▸ WHAT YOU SHOULD DO: Could you reproduce the material from the line with "[54, 415, 1080, 435]" up to and including the line with "save-caret-icon[interactable]: ▾: [1034, 57, 1068, 102]", swapping "fold-caret-icon" for "collapse-caret-icon" and leaving everything else unchanged?

▸ SUPPLIED RECORDS:
-=-=-=-=-
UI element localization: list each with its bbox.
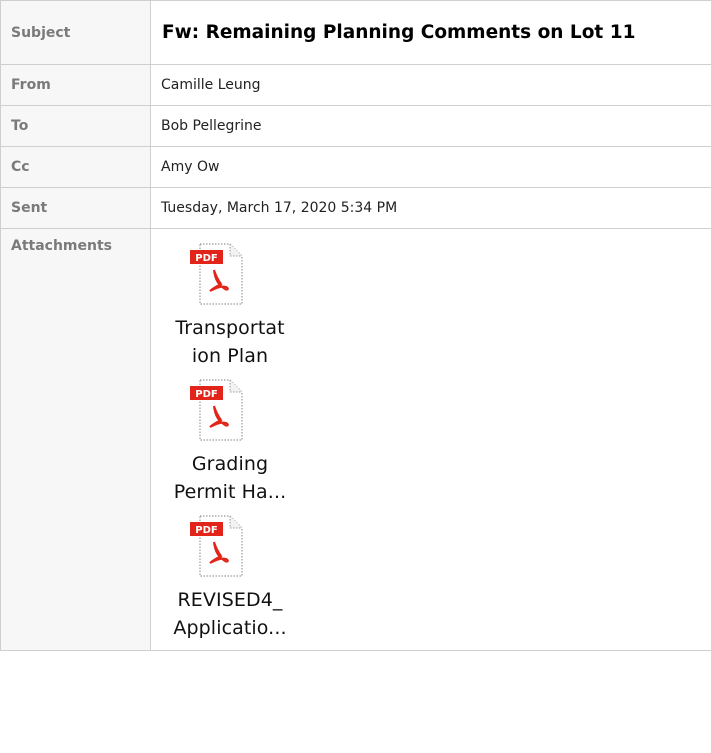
from-row: From Camille Leung bbox=[0, 64, 711, 106]
attachment-name: Transportat ion Plan bbox=[152, 314, 310, 370]
pdf-file-icon: PDF bbox=[190, 379, 243, 441]
sent-label: Sent bbox=[0, 187, 151, 229]
cc-row: Cc Amy Ow bbox=[0, 146, 711, 188]
attachment-name-line1: Grading bbox=[191, 453, 269, 475]
attachment-item[interactable]: PDF Grading Permit Ha... bbox=[152, 378, 310, 506]
cc-label: Cc bbox=[0, 146, 151, 188]
sent-value: Tuesday, March 17, 2020 5:34 PM bbox=[150, 187, 711, 229]
pdf-badge-text: PDF bbox=[195, 253, 217, 264]
attachment-name-line2: ion Plan bbox=[191, 345, 269, 367]
pdf-badge-text: PDF bbox=[195, 389, 217, 400]
attachment-name: REVISED4_ Applicatio... bbox=[152, 586, 310, 642]
to-label: To bbox=[0, 105, 151, 147]
attachment-item[interactable]: PDF Transportat ion Plan bbox=[152, 242, 310, 370]
subject-label: Subject bbox=[0, 0, 151, 65]
attachments-cell: PDF Transportat ion Plan PDF Grading Per… bbox=[150, 228, 711, 651]
pdf-file-icon: PDF bbox=[190, 515, 243, 577]
attachment-name-line1: REVISED4_ bbox=[177, 589, 283, 611]
subject-row: Subject Fw: Remaining Planning Comments … bbox=[0, 0, 711, 65]
cc-value[interactable]: Amy Ow bbox=[150, 146, 711, 188]
attachments-label: Attachments bbox=[0, 228, 151, 651]
attachment-name-line2: Permit Ha... bbox=[173, 481, 287, 503]
attachments-row: Attachments PDF Transportat ion Plan PDF… bbox=[0, 228, 711, 651]
pdf-badge-text: PDF bbox=[195, 525, 217, 536]
to-row: To Bob Pellegrine bbox=[0, 105, 711, 147]
attachment-item[interactable]: PDF REVISED4_ Applicatio... bbox=[152, 514, 310, 642]
email-header-table: Subject Fw: Remaining Planning Comments … bbox=[0, 0, 711, 651]
from-value[interactable]: Camille Leung bbox=[150, 64, 711, 106]
subject-value: Fw: Remaining Planning Comments on Lot 1… bbox=[150, 0, 711, 65]
sent-row: Sent Tuesday, March 17, 2020 5:34 PM bbox=[0, 187, 711, 229]
attachment-name-line1: Transportat bbox=[175, 317, 285, 339]
attachment-name: Grading Permit Ha... bbox=[152, 450, 310, 506]
attachment-list: PDF Transportat ion Plan PDF Grading Per… bbox=[152, 230, 312, 643]
pdf-file-icon: PDF bbox=[190, 243, 243, 305]
to-value[interactable]: Bob Pellegrine bbox=[150, 105, 711, 147]
attachment-name-line2: Applicatio... bbox=[173, 617, 287, 639]
from-label: From bbox=[0, 64, 151, 106]
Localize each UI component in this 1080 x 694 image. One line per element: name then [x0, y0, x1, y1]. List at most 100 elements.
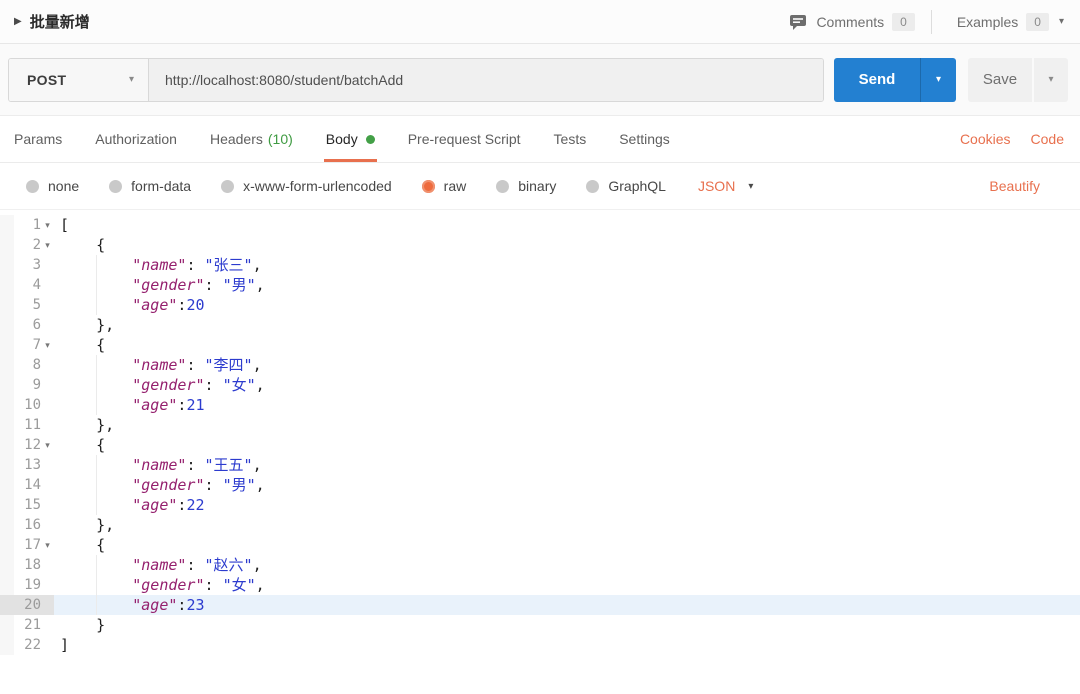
code-content[interactable]: },: [54, 415, 1080, 435]
send-caret-icon[interactable]: ▾: [920, 57, 956, 102]
tab-count: (10): [267, 131, 293, 147]
code-content[interactable]: "age":20: [54, 295, 1080, 315]
code-link[interactable]: Code: [1031, 131, 1064, 147]
code-line[interactable]: 5 "age":20: [0, 295, 1080, 315]
tab-params[interactable]: Params: [14, 116, 62, 162]
beautify-link[interactable]: Beautify: [989, 178, 1040, 194]
code-line[interactable]: 12 ▾ {: [0, 435, 1080, 455]
code-line[interactable]: 22]: [0, 635, 1080, 655]
fold-caret-icon[interactable]: ▾: [41, 335, 54, 355]
tab-body[interactable]: Body: [323, 116, 377, 162]
code-content[interactable]: "name": "李四",: [54, 355, 1080, 375]
raw-body-editor[interactable]: 1 ▾[2 ▾ {3 "name": "张三", 4 "gender": "男", 5 …: [0, 210, 1080, 694]
comments-icon[interactable]: [789, 13, 807, 31]
code-content[interactable]: {: [54, 535, 1080, 555]
format-select-value: JSON: [697, 178, 736, 194]
code-line[interactable]: 19 "gender": "女",: [0, 575, 1080, 595]
fold-caret-icon[interactable]: ▾: [41, 535, 54, 555]
cookies-link[interactable]: Cookies: [960, 131, 1011, 147]
code-content[interactable]: "age":21: [54, 395, 1080, 415]
method-select[interactable]: POST ▾: [9, 58, 149, 101]
tab-authorization[interactable]: Authorization: [95, 116, 177, 162]
code-line[interactable]: 4 "gender": "男",: [0, 275, 1080, 295]
code-line[interactable]: 13 "name": "王五",: [0, 455, 1080, 475]
fold-caret-icon[interactable]: ▾: [41, 215, 54, 235]
code-line[interactable]: 9 "gender": "女",: [0, 375, 1080, 395]
save-caret-icon[interactable]: ▾: [1034, 57, 1068, 102]
request-title: 批量新增: [29, 14, 90, 31]
radio-binary[interactable]: binary: [496, 178, 556, 194]
code-content[interactable]: "age":22: [54, 495, 1080, 515]
code-line[interactable]: 16 },: [0, 515, 1080, 535]
code-content[interactable]: "gender": "男",: [54, 475, 1080, 495]
code-content[interactable]: ]: [54, 635, 1080, 655]
code-line[interactable]: 3 "name": "张三",: [0, 255, 1080, 275]
gutter-strip: [0, 555, 14, 575]
code-line[interactable]: 10 "age":21: [0, 395, 1080, 415]
gutter-strip: [0, 435, 14, 455]
code-content[interactable]: "name": "张三",: [54, 255, 1080, 275]
radio-label: x-www-form-urlencoded: [243, 178, 392, 194]
indent-guide: [96, 555, 97, 575]
gutter-cell: 22: [0, 635, 54, 655]
code-content[interactable]: }: [54, 615, 1080, 635]
code-content[interactable]: "gender": "女",: [54, 575, 1080, 595]
code-content[interactable]: "age":23: [54, 595, 1080, 615]
gutter-strip: [0, 595, 14, 615]
code-content[interactable]: "name": "赵六",: [54, 555, 1080, 575]
tab-headers[interactable]: Headers (10): [210, 116, 293, 162]
radio-none[interactable]: none: [26, 178, 79, 194]
token: "gender": [132, 276, 205, 294]
code-line[interactable]: 17 ▾ {: [0, 535, 1080, 555]
code-line[interactable]: 20 "age":23: [0, 595, 1080, 615]
radio-label: GraphQL: [608, 178, 666, 194]
send-button[interactable]: Send: [834, 58, 920, 102]
token: ,: [252, 556, 262, 574]
line-number: 6: [32, 317, 41, 333]
code-line[interactable]: 1 ▾ [: [0, 215, 1080, 235]
send-split-button: Send ▾: [834, 57, 956, 102]
radio-form-data[interactable]: form-data: [109, 178, 191, 194]
code-line[interactable]: 15 "age":22: [0, 495, 1080, 515]
token: {: [60, 436, 106, 454]
code-content[interactable]: },: [54, 315, 1080, 335]
line-number: 10: [24, 397, 41, 413]
url-input[interactable]: http://localhost:8080/student/batchAdd: [149, 58, 823, 101]
examples-caret-icon[interactable]: ▾: [1059, 16, 1064, 27]
radio-graphql[interactable]: GraphQL: [586, 178, 666, 194]
code-line[interactable]: 7 ▾ {: [0, 335, 1080, 355]
save-button[interactable]: Save: [968, 57, 1032, 102]
request-tabs: Params Authorization Headers (10) Body Pre-re…: [0, 116, 1080, 163]
tab-settings[interactable]: Settings: [619, 116, 670, 162]
gutter-strip: [0, 615, 14, 635]
token: 20: [186, 296, 205, 314]
code-line[interactable]: 14 "gender": "男",: [0, 475, 1080, 495]
code-line[interactable]: 18 "name": "赵六",: [0, 555, 1080, 575]
collapse-caret-icon[interactable]: ▶: [14, 16, 22, 27]
code-content[interactable]: {: [54, 235, 1080, 255]
gutter-cell: 17 ▾: [0, 535, 54, 555]
code-content[interactable]: "name": "王五",: [54, 455, 1080, 475]
code-content[interactable]: {: [54, 435, 1080, 455]
code-content[interactable]: [: [54, 215, 1080, 235]
radio-x-www-form-urlencoded[interactable]: x-www-form-urlencoded: [221, 178, 392, 194]
radio-raw[interactable]: raw: [421, 178, 466, 194]
tab-pre-request-script[interactable]: Pre-request Script: [408, 116, 521, 162]
code-line[interactable]: 8 "name": "李四",: [0, 355, 1080, 375]
examples-label[interactable]: Examples: [957, 14, 1018, 30]
code-content[interactable]: },: [54, 515, 1080, 535]
comments-label[interactable]: Comments: [816, 14, 884, 30]
code-line[interactable]: 11 },: [0, 415, 1080, 435]
code-content[interactable]: "gender": "男",: [54, 275, 1080, 295]
fold-caret-icon[interactable]: ▾: [41, 435, 54, 455]
token: 23: [186, 596, 205, 614]
code-line[interactable]: 2 ▾ {: [0, 235, 1080, 255]
format-select[interactable]: JSON ▾: [698, 178, 753, 194]
code-line[interactable]: 21 }: [0, 615, 1080, 635]
code-content[interactable]: "gender": "女",: [54, 375, 1080, 395]
code-content[interactable]: {: [54, 335, 1080, 355]
tab-tests[interactable]: Tests: [554, 116, 587, 162]
code-line[interactable]: 6 },: [0, 315, 1080, 335]
line-number: 13: [24, 457, 41, 473]
fold-caret-icon[interactable]: ▾: [41, 235, 54, 255]
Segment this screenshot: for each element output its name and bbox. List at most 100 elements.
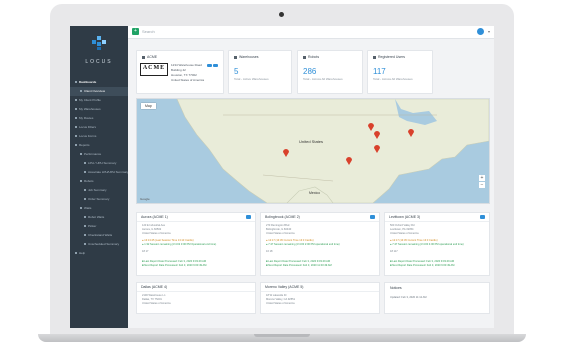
-=-=-=-=-
▸ OUTPUT OF THE EXERCISE:
code-content[interactable]: },: [54, 415, 1080, 435]
send-caret-icon[interactable]: ▾: [920, 57, 956, 102]
tab-count: (10): [267, 131, 293, 147]
code-content[interactable]: "age":20: [54, 295, 1080, 315]
code-link[interactable]: Code: [1031, 131, 1064, 147]
code-line[interactable]: 5 "age":20: [0, 295, 1080, 315]
tab-params[interactable]: Params: [14, 116, 62, 162]
beautify-link[interactable]: Beautify: [989, 178, 1040, 194]
code-line[interactable]: 12 ▾ {: [0, 435, 1080, 455]
code-line[interactable]: 22]: [0, 635, 1080, 655]
collapse-caret-icon[interactable]: ▾: [41, 335, 54, 355]
tab-body[interactable]: Body: [323, 116, 377, 162]
code-content[interactable]: "name": "李四",: [54, 355, 1080, 375]
raw-body-editor[interactable]: 1 ▾[2 ▾ {3 "name": "张三", 4 "gender": "男", 5 …: [0, 210, 1080, 694]
comments-icon[interactable]: [789, 13, 807, 31]
code-content[interactable]: {: [54, 535, 1080, 555]
format-select-value: JSON: [697, 178, 736, 194]
code-line[interactable]: 19 "gender": "女",: [0, 575, 1080, 595]
collapse-caret-icon[interactable]: ▾: [41, 535, 54, 555]
cookies-link[interactable]: Cookies: [960, 131, 1011, 147]
code-content[interactable]: "age":21: [54, 395, 1080, 415]
method-select[interactable]: POST ▾: [9, 58, 149, 101]
tab-authorization[interactable]: Authorization: [95, 116, 177, 162]
code-line[interactable]: 4 "gender": "男",: [0, 275, 1080, 295]
code-line[interactable]: 13 "name": "王五",: [0, 455, 1080, 475]
collapse-caret-icon[interactable]: ▾: [41, 215, 54, 235]
code-line[interactable]: 9 "gender": "女",: [0, 375, 1080, 395]
save-caret-icon[interactable]: ▾: [1034, 57, 1068, 102]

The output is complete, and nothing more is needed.